Task requirements: Retype the whole listing, please, keeping every line exact and dropping the pictures.

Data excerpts
Start
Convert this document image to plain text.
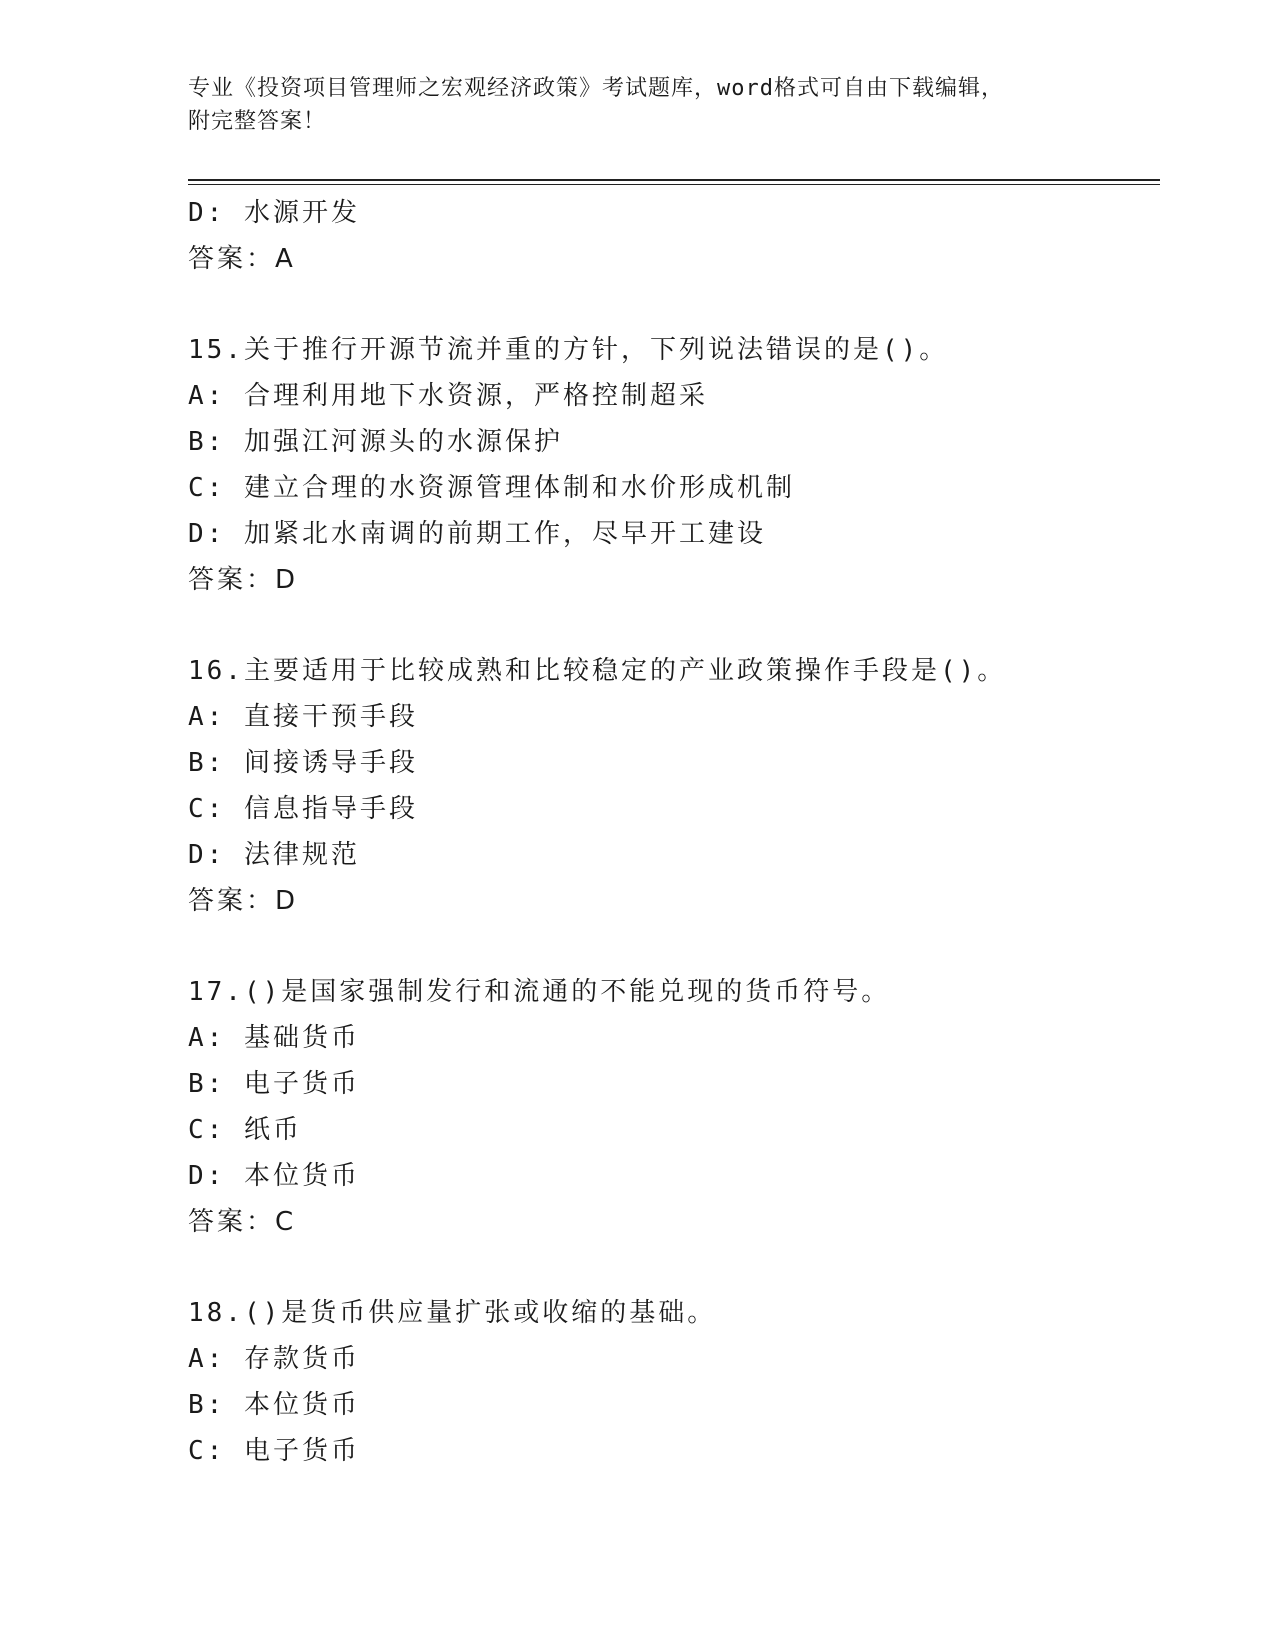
专业《投资项目管理师之宏观经济政策》考试题库，word格式可自由下载编辑，
附完整答案！
D: 水源开发
答案：A
15.关于推行开源节流并重的方针，下列说法错误的是()。
A: 合理利用地下水资源，严格控制超采
B: 加强江河源头的水源保护
C: 建立合理的水资源管理体制和水价形成机制
D: 加紧北水南调的前期工作，尽早开工建设
答案：D
16.主要适用于比较成熟和比较稳定的产业政策操作手段是()。
A: 直接干预手段
B: 间接诱导手段
C: 信息指导手段
D: 法律规范
答案：D
17.()是国家强制发行和流通的不能兑现的货币符号。
A: 基础货币
B: 电子货币
C: 纸币
D: 本位货币
答案：C
18.()是货币供应量扩张或收缩的基础。
A: 存款货币
B: 本位货币
C: 电子货币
End
Complete response:
Convert this document image to plain text.
专业《投资项目管理师之宏观经济政策》考试题库，word格式可自由下载编辑，
附完整答案！
D: 水源开发
答案：A
15.关于推行开源节流并重的方针，下列说法错误的是()。
A: 合理利用地下水资源，严格控制超采
B: 加强江河源头的水源保护
C: 建立合理的水资源管理体制和水价形成机制
D: 加紧北水南调的前期工作，尽早开工建设
答案：D
16.主要适用于比较成熟和比较稳定的产业政策操作手段是()。
A: 直接干预手段
B: 间接诱导手段
C: 信息指导手段
D: 法律规范
答案：D
17.()是国家强制发行和流通的不能兑现的货币符号。
A: 基础货币
B: 电子货币
C: 纸币
D: 本位货币
答案：C
18.()是货币供应量扩张或收缩的基础。
A: 存款货币
B: 本位货币
C: 电子货币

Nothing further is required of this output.